======== DATASET CONTENT ========

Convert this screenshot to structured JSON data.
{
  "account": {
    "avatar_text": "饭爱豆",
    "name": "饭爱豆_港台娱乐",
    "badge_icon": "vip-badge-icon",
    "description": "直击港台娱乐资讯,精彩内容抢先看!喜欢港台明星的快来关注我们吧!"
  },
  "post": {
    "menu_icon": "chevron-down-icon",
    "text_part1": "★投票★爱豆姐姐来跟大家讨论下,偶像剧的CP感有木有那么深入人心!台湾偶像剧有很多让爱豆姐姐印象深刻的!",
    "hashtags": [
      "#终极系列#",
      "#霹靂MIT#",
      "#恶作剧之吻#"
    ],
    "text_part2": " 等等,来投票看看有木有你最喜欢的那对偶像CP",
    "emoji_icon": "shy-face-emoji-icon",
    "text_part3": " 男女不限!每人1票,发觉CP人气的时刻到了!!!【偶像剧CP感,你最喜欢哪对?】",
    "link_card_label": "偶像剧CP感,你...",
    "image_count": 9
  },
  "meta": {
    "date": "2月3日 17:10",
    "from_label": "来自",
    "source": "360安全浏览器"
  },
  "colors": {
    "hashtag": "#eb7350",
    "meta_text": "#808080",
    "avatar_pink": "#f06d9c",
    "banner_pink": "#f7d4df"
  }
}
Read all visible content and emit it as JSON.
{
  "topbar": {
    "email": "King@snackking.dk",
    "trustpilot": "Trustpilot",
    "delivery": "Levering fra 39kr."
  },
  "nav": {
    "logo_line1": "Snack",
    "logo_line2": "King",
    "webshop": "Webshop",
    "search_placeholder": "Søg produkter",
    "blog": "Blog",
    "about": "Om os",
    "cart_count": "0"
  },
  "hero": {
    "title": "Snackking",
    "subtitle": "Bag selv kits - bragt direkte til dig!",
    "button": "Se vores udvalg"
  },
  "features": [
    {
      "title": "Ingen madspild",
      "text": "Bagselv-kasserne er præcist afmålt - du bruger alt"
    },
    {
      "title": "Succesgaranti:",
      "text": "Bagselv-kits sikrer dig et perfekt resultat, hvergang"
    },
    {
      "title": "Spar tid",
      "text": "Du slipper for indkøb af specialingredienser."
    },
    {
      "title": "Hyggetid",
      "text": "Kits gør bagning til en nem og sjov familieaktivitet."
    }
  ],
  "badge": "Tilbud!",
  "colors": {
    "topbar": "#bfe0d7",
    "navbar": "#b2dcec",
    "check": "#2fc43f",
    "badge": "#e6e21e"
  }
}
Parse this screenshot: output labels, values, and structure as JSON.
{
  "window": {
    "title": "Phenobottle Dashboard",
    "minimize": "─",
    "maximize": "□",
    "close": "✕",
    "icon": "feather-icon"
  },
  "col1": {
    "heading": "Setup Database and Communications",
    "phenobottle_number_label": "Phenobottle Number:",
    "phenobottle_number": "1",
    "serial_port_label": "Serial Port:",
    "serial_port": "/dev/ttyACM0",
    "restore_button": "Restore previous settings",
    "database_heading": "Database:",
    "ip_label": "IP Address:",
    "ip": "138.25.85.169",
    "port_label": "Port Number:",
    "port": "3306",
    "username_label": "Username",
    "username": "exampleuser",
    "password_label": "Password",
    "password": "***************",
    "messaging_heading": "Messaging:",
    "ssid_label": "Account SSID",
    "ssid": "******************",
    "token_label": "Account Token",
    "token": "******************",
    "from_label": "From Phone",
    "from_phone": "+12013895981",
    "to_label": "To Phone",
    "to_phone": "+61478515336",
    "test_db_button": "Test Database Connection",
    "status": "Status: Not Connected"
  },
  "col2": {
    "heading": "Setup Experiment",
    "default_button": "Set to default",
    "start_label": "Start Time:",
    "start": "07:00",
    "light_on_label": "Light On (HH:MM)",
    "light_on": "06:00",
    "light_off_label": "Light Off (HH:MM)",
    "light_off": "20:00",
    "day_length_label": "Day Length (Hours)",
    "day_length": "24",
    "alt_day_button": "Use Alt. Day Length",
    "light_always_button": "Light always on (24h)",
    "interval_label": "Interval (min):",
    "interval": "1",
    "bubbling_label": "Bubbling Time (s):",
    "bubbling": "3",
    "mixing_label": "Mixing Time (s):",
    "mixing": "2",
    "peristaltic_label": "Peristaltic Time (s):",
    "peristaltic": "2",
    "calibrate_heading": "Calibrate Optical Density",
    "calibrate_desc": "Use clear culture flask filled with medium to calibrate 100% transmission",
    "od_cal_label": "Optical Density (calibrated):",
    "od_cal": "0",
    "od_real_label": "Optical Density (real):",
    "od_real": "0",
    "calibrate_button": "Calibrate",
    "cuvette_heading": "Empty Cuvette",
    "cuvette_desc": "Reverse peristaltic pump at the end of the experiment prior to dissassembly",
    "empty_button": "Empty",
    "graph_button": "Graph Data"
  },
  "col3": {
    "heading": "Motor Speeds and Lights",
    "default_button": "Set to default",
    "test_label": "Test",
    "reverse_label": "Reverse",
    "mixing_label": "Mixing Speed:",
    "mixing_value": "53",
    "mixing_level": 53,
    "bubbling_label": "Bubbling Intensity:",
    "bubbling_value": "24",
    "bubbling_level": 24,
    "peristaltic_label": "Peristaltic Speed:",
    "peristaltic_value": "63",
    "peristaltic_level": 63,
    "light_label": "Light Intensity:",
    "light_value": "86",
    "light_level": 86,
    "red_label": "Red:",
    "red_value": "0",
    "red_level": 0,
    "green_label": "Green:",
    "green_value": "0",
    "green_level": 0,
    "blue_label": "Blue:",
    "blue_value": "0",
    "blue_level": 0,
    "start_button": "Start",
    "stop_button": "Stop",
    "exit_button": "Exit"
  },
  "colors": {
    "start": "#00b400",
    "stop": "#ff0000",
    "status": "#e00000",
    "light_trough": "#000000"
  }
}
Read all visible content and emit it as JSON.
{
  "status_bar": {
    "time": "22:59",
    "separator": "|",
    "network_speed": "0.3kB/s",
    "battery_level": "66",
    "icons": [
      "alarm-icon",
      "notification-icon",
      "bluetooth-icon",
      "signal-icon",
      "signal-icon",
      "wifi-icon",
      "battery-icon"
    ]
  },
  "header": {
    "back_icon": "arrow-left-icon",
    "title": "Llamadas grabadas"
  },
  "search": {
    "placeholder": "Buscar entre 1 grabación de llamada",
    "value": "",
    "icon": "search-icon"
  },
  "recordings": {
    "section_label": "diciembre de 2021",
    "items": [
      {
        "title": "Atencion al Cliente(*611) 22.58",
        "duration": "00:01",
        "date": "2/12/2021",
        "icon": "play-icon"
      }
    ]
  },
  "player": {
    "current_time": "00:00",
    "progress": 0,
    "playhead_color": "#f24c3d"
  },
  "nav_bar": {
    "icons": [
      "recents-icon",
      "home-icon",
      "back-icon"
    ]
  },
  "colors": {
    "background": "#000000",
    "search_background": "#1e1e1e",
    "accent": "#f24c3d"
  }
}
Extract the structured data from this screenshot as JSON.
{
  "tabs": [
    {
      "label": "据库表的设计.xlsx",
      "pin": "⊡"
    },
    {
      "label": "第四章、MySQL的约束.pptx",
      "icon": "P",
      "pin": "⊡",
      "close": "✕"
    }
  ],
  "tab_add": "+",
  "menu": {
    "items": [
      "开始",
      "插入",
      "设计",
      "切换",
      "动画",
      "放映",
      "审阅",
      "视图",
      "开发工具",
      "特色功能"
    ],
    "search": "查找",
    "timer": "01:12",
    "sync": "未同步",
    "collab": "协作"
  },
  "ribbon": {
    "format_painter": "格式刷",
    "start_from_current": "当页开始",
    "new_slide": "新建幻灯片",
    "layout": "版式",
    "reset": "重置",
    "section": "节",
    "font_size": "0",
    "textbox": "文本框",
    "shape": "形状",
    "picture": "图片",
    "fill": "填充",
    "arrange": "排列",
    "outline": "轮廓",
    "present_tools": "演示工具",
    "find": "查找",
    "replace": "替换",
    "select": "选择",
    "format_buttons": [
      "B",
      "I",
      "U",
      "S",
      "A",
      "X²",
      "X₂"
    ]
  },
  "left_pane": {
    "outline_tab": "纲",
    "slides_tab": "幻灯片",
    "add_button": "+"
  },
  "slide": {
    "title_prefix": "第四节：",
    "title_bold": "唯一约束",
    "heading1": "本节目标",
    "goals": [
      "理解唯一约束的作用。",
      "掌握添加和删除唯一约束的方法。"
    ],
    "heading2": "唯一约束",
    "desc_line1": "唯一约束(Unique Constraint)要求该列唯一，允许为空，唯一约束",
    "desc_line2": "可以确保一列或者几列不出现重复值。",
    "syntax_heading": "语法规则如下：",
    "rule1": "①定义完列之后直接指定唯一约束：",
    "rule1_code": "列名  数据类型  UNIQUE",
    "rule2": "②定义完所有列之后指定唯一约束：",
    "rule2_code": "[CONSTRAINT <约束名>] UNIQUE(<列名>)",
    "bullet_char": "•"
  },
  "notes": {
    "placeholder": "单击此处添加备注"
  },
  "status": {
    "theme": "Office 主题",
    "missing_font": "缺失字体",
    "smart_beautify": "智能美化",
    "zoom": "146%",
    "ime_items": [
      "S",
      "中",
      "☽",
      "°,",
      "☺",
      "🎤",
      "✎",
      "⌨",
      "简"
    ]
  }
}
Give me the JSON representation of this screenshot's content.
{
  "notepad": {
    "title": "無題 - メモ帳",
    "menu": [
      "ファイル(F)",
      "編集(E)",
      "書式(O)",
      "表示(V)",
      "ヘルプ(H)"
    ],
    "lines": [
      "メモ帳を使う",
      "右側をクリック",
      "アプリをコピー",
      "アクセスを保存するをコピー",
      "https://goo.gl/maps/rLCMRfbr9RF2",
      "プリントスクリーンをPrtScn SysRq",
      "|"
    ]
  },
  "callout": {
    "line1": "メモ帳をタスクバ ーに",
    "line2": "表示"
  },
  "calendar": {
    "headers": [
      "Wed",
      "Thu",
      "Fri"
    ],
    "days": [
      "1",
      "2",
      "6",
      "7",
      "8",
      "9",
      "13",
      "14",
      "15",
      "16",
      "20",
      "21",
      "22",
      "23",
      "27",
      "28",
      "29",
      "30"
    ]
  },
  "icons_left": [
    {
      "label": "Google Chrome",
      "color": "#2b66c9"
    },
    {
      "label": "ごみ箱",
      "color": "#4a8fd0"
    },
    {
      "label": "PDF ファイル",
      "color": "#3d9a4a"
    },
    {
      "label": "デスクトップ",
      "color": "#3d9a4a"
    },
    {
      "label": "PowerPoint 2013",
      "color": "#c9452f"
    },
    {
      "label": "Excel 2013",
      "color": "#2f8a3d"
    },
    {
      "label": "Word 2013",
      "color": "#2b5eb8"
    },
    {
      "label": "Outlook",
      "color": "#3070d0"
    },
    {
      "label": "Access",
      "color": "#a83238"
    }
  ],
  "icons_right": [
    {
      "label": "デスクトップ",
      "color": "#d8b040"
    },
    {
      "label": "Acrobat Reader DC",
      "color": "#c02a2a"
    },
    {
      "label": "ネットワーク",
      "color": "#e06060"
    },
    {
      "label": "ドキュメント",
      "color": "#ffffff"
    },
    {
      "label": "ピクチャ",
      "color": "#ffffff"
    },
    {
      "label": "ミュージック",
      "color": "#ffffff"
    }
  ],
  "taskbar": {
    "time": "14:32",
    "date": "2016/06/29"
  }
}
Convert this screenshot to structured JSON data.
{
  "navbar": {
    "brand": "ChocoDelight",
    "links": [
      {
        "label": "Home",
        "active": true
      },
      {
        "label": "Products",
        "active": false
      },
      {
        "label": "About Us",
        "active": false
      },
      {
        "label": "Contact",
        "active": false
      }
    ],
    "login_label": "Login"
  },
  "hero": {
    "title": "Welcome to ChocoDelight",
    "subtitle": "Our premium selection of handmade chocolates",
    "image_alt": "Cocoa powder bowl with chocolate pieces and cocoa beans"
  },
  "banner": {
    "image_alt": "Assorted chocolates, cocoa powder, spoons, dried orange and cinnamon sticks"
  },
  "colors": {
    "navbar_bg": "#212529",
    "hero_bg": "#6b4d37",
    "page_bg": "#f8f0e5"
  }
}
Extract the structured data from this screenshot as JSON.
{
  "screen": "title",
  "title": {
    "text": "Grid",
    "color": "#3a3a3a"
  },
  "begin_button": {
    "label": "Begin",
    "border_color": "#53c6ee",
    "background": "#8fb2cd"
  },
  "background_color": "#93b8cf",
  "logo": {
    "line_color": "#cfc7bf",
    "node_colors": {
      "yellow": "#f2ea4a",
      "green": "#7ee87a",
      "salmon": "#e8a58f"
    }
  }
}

========

Figure out how many lines above include the string "Database", then report that number and nothing else.

3